Do this
Copy every record below, exactly as written.

━━━━━━━━━━

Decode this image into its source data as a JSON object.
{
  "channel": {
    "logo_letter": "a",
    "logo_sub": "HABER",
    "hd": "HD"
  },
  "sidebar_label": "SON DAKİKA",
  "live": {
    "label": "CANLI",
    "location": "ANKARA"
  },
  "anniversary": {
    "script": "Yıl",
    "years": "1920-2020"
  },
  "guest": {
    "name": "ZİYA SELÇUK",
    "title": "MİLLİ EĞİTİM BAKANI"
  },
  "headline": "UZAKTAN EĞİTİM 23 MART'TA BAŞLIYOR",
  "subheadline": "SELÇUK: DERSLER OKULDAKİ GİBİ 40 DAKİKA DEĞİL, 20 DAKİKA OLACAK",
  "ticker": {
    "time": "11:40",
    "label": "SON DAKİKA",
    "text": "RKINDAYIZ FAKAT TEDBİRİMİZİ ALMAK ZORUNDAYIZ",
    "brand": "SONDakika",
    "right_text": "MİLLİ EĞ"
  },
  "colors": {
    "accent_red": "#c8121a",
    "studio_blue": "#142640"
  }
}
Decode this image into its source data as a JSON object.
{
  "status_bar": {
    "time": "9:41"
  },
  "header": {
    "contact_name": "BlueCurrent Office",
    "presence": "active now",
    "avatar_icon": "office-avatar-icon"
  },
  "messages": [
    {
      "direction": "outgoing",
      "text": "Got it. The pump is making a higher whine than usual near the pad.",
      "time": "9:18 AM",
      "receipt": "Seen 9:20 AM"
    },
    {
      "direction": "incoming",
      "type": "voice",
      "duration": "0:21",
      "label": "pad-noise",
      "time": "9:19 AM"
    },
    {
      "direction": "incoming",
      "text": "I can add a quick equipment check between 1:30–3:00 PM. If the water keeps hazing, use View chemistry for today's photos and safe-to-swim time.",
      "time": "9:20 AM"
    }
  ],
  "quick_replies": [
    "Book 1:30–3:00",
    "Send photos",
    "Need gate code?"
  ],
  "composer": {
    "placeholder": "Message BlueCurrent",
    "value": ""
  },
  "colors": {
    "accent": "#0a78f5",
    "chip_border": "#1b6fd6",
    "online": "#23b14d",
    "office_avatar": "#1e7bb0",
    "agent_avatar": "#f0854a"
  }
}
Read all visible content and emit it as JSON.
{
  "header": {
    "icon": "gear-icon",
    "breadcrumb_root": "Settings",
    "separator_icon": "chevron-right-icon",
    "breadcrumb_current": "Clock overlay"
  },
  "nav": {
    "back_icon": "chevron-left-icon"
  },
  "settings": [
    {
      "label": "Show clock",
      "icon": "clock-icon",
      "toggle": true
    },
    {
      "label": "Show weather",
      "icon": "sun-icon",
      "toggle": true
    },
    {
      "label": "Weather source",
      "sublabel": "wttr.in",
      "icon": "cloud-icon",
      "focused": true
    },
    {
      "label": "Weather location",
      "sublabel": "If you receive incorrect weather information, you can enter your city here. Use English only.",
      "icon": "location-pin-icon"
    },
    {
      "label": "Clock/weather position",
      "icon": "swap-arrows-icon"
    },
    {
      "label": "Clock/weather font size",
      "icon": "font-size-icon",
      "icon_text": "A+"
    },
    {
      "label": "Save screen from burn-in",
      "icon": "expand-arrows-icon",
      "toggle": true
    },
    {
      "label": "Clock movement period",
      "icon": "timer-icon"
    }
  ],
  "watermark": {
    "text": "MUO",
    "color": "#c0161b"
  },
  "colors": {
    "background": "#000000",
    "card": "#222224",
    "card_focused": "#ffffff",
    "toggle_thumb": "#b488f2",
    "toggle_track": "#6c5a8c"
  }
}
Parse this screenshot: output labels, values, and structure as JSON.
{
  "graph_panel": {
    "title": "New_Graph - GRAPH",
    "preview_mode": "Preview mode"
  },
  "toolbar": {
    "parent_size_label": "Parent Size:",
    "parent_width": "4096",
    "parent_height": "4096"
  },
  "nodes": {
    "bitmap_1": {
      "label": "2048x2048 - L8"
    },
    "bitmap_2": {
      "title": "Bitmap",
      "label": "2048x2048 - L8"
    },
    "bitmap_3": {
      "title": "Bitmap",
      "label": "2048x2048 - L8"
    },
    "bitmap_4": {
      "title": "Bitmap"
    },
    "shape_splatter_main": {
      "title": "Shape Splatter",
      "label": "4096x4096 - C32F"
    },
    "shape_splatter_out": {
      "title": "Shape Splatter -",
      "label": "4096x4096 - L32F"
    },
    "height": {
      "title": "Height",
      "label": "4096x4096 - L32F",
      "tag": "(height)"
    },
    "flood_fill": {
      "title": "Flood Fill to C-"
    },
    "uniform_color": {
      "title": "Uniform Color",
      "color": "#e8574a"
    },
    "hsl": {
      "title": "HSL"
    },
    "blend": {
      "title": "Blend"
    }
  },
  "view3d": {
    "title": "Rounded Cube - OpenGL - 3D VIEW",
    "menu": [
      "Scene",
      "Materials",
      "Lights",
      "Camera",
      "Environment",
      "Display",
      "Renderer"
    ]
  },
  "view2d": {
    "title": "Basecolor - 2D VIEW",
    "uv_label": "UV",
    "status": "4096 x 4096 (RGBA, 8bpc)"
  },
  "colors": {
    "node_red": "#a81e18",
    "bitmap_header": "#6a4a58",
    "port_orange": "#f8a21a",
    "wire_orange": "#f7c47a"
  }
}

━━━━━━━━━━

Exercise answer
Decode this image into its source data as a JSON object.
{
  "channel": {
    "logo_letter": "a",
    "logo_sub": "HABER",
    "hd": "HD"
  },
  "sidebar_label": "SON DAKİKA",
  "live": {
    "label": "CANLI",
    "location": "ANKARA"
  },
  "anniversary": {
    "script": "Yıl",
    "years": "1920-2020"
  },
  "guest": {
    "name": "ZİYA SELÇUK",
    "title": "MİLLİ EĞİTİM BAKANI"
  },
  "headline": "UZAKTAN EĞİTİM 23 MART'TA BAŞLIYOR",
  "subheadline": "SELÇUK: DERSLER OKULDAKİ GİBİ 40 DAKİKA DEĞİL, 20 DAKİKA OLACAK",
  "ticker": {
    "time": "11:40",
    "label": "SON DAKİKA",
    "text": "RKINDAYIZ FAKAT TEDBİRİMİZİ ALMAK ZORUNDAYIZ",
    "brand": "SONDakika",
    "right_text": "MİLLİ EĞ"
  },
  "colors": {
    "accent_red": "#c8121a",
    "studio_blue": "#142640"
  }
}
Decode this image into its source data as a JSON object.
{
  "status_bar": {
    "time": "9:41"
  },
  "header": {
    "contact_name": "BlueCurrent Office",
    "presence": "active now",
    "avatar_icon": "office-avatar-icon"
  },
  "messages": [
    {
      "direction": "outgoing",
      "text": "Got it. The pump is making a higher whine than usual near the pad.",
      "time": "9:18 AM",
      "receipt": "Seen 9:20 AM"
    },
    {
      "direction": "incoming",
      "type": "voice",
      "duration": "0:21",
      "label": "pad-noise",
      "time": "9:19 AM"
    },
    {
      "direction": "incoming",
      "text": "I can add a quick equipment check between 1:30–3:00 PM. If the water keeps hazing, use View chemistry for today's photos and safe-to-swim time.",
      "time": "9:20 AM"
    }
  ],
  "quick_replies": [
    "Book 1:30–3:00",
    "Send photos",
    "Need gate code?"
  ],
  "composer": {
    "placeholder": "Message BlueCurrent",
    "value": ""
  },
  "colors": {
    "accent": "#0a78f5",
    "chip_border": "#1b6fd6",
    "online": "#23b14d",
    "office_avatar": "#1e7bb0",
    "agent_avatar": "#f0854a"
  }
}
Read all visible content and emit it as JSON.
{
  "header": {
    "icon": "gear-icon",
    "breadcrumb_root": "Settings",
    "separator_icon": "chevron-right-icon",
    "breadcrumb_current": "Clock overlay"
  },
  "nav": {
    "back_icon": "chevron-left-icon"
  },
  "settings": [
    {
      "label": "Show clock",
      "icon": "clock-icon",
      "toggle": true
    },
    {
      "label": "Show weather",
      "icon": "sun-icon",
      "toggle": true
    },
    {
      "label": "Weather source",
      "sublabel": "wttr.in",
      "icon": "cloud-icon",
      "focused": true
    },
    {
      "label": "Weather location",
      "sublabel": "If you receive incorrect weather information, you can enter your city here. Use English only.",
      "icon": "location-pin-icon"
    },
    {
      "label": "Clock/weather position",
      "icon": "swap-arrows-icon"
    },
    {
      "label": "Clock/weather font size",
      "icon": "font-size-icon",
      "icon_text": "A+"
    },
    {
      "label": "Save screen from burn-in",
      "icon": "expand-arrows-icon",
      "toggle": true
    },
    {
      "label": "Clock movement period",
      "icon": "timer-icon"
    }
  ],
  "watermark": {
    "text": "MUO",
    "color": "#c0161b"
  },
  "colors": {
    "background": "#000000",
    "card": "#222224",
    "card_focused": "#ffffff",
    "toggle_thumb": "#b488f2",
    "toggle_track": "#6c5a8c"
  }
}
Parse this screenshot: output labels, values, and structure as JSON.
{
  "graph_panel": {
    "title": "New_Graph - GRAPH",
    "preview_mode": "Preview mode"
  },
  "toolbar": {
    "parent_size_label": "Parent Size:",
    "parent_width": "4096",
    "parent_height": "4096"
  },
  "nodes": {
    "bitmap_1": {
      "label": "2048x2048 - L8"
    },
    "bitmap_2": {
      "title": "Bitmap",
      "label": "2048x2048 - L8"
    },
    "bitmap_3": {
      "title": "Bitmap",
      "label": "2048x2048 - L8"
    },
    "bitmap_4": {
      "title": "Bitmap"
    },
    "shape_splatter_main": {
      "title": "Shape Splatter",
      "label": "4096x4096 - C32F"
    },
    "shape_splatter_out": {
      "title": "Shape Splatter -",
      "label": "4096x4096 - L32F"
    },
    "height": {
      "title": "Height",
      "label": "4096x4096 - L32F",
      "tag": "(height)"
    },
    "flood_fill": {
      "title": "Flood Fill to C-"
    },
    "uniform_color": {
      "title": "Uniform Color",
      "color": "#e8574a"
    },
    "hsl": {
      "title": "HSL"
    },
    "blend": {
      "title": "Blend"
    }
  },
  "view3d": {
    "title": "Rounded Cube - OpenGL - 3D VIEW",
    "menu": [
      "Scene",
      "Materials",
      "Lights",
      "Camera",
      "Environment",
      "Display",
      "Renderer"
    ]
  },
  "view2d": {
    "title": "Basecolor - 2D VIEW",
    "uv_label": "UV",
    "status": "4096 x 4096 (RGBA, 8bpc)"
  },
  "colors": {
    "node_red": "#a81e18",
    "bitmap_header": "#6a4a58",
    "port_orange": "#f8a21a",
    "wire_orange": "#f7c47a"
  }
}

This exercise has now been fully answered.